Pick out each line containing the string "grid" and copy it.

■ ■ ■ ■ ■ ■ ■

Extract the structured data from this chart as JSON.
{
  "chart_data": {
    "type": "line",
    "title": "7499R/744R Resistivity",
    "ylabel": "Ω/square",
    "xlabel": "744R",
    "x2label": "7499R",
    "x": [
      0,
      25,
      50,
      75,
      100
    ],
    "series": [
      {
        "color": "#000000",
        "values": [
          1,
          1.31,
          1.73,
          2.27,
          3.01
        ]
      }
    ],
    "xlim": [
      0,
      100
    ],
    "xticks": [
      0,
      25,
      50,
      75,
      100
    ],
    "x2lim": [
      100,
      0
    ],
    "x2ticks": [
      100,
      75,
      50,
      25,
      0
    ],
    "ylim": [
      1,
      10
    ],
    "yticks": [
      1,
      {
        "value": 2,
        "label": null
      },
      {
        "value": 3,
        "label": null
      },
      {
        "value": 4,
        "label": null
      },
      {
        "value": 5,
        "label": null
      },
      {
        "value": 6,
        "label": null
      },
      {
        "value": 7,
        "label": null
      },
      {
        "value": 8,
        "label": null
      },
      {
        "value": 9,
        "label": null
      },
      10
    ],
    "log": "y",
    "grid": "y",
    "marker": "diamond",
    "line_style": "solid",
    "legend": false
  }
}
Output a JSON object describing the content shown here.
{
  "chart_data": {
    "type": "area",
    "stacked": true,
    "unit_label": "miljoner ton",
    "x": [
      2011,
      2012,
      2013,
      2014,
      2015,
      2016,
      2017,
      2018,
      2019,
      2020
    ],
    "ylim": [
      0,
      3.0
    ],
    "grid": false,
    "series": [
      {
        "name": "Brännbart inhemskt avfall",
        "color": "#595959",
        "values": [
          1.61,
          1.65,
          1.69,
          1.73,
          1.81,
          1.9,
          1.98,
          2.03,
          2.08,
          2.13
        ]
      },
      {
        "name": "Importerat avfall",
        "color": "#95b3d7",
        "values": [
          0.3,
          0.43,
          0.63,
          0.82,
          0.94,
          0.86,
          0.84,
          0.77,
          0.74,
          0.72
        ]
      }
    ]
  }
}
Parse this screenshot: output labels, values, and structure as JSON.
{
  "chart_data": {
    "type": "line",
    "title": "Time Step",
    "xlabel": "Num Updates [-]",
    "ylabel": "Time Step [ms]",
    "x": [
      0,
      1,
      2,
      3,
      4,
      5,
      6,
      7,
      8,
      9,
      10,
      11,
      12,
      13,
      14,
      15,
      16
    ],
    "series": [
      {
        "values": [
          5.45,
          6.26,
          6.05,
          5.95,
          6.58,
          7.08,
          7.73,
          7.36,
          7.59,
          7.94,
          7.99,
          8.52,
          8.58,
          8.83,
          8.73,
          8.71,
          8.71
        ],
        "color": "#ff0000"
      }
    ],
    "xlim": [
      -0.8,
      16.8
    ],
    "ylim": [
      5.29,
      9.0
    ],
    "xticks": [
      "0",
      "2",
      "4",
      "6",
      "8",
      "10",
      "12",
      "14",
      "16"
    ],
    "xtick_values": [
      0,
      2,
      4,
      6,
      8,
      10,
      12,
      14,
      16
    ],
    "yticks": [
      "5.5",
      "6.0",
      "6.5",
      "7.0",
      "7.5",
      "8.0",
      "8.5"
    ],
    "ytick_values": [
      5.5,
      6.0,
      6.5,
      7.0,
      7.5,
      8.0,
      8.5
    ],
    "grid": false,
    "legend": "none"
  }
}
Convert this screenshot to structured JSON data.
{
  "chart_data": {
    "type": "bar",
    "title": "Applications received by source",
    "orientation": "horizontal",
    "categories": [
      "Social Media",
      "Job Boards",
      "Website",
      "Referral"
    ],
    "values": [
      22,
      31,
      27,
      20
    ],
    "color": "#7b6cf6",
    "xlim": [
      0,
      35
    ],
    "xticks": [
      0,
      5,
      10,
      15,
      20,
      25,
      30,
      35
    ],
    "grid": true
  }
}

■ ■ ■ ■ ■ ■ ■

Written answer:
    "grid": "y",
    "grid": false,
    "grid": false,
    "grid": true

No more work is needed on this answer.